▸ DATASET CONTENT

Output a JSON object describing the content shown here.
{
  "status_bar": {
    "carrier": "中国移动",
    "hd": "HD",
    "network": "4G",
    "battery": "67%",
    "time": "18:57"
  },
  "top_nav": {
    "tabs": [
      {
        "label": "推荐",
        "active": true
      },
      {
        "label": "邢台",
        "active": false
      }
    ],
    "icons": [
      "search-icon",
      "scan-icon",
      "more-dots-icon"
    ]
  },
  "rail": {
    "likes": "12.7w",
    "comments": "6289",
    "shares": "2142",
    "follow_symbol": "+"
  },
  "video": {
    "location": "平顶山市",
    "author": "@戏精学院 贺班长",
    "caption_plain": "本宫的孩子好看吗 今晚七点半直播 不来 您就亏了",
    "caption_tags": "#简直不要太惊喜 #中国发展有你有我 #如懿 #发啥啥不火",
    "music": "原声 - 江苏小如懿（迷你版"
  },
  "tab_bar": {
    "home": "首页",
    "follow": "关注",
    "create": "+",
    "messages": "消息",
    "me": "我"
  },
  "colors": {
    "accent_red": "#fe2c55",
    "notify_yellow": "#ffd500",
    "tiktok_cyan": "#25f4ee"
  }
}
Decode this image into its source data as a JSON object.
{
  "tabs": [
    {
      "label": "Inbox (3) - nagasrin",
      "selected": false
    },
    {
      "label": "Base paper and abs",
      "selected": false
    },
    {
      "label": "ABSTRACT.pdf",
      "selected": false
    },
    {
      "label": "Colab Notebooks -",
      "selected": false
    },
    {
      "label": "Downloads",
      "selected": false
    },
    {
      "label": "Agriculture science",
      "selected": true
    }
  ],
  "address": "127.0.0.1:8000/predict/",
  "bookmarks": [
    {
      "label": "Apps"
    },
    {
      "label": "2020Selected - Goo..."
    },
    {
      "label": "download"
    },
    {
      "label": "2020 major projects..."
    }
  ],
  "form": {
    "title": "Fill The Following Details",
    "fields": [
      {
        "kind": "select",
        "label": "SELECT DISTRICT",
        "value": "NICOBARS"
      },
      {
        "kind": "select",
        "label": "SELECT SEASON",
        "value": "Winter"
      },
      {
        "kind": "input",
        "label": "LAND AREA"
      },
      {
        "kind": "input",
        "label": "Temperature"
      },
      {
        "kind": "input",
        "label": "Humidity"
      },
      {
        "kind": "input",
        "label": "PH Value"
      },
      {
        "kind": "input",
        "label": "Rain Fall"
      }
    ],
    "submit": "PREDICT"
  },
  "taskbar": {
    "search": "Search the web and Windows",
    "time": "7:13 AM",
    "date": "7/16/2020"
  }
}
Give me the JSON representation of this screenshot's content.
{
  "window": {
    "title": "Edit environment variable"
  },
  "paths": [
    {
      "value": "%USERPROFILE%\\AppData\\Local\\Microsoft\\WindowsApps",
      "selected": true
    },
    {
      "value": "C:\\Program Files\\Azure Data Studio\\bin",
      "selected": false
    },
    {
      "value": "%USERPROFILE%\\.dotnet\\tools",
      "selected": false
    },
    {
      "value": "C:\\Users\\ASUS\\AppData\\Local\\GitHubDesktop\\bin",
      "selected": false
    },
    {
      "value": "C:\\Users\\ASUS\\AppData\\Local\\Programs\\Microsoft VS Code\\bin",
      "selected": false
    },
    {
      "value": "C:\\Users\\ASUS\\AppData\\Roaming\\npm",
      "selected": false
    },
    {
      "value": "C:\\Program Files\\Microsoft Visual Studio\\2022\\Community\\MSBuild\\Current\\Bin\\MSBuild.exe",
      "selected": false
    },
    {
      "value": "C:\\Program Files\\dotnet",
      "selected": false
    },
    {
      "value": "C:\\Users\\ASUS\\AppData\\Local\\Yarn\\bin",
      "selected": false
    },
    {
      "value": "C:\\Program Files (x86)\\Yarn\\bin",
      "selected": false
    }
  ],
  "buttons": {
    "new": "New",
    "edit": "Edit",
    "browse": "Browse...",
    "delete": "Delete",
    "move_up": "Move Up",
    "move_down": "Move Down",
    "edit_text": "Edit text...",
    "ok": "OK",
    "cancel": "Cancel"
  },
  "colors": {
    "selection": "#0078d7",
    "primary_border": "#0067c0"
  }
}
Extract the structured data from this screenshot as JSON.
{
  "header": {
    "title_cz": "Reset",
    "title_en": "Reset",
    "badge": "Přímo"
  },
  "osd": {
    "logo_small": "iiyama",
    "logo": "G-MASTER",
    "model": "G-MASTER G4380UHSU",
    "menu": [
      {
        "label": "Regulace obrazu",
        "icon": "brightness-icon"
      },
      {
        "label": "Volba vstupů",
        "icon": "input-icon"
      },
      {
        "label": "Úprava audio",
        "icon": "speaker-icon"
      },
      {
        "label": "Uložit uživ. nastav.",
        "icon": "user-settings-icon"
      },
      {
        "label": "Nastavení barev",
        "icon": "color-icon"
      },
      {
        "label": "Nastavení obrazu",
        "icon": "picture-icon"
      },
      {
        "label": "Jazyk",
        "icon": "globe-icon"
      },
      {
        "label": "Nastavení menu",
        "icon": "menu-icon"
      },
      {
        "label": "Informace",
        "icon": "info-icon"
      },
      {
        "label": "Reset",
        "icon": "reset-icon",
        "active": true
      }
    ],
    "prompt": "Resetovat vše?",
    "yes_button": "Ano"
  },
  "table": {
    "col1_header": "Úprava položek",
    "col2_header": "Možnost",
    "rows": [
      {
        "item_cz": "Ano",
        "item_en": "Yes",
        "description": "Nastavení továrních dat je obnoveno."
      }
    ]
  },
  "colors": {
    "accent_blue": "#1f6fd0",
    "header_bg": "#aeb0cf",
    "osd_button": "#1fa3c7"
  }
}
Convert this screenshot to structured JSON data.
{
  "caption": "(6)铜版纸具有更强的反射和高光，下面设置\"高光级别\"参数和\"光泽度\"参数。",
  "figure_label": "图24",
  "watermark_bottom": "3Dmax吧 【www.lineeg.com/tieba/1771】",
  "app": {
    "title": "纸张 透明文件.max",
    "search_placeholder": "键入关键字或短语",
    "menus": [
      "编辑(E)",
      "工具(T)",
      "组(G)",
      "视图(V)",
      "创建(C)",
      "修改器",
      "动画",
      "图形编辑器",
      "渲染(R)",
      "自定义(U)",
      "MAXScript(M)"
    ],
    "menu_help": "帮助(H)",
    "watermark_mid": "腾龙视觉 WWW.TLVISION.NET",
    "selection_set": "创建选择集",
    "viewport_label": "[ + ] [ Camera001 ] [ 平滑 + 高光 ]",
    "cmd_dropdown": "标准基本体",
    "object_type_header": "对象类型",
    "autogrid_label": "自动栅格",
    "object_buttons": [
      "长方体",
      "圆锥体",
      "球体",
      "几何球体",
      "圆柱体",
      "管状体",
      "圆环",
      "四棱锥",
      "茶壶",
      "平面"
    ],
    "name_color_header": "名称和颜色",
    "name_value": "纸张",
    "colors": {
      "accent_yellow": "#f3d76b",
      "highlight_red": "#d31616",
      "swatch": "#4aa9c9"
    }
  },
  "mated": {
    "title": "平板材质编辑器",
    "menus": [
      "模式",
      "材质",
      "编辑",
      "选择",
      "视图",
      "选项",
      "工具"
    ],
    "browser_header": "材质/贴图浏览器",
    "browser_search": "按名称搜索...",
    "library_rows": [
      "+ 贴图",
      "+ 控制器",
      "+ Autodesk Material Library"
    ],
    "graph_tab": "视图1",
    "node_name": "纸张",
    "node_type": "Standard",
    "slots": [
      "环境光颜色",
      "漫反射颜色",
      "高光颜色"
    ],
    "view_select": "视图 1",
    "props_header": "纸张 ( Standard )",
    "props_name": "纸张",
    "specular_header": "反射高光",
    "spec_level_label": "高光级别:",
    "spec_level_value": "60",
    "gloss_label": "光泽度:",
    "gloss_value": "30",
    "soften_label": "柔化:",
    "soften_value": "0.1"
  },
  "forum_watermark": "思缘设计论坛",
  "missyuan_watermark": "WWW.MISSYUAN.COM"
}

▸ DIRECTIONS FOR THIS TASK
Find the lines containing "Microsoft" and list every one of them.

▸ TASK RESULT
      "value": "%USERPROFILE%\\AppData\\Local\\Microsoft\\WindowsApps",
      "value": "C:\\Users\\ASUS\\AppData\\Local\\Programs\\Microsoft VS Code\\bin",
      "value": "C:\\Program Files\\Microsoft Visual Studio\\2022\\Community\\MSBuild\\Current\\Bin\\MSBuild.exe",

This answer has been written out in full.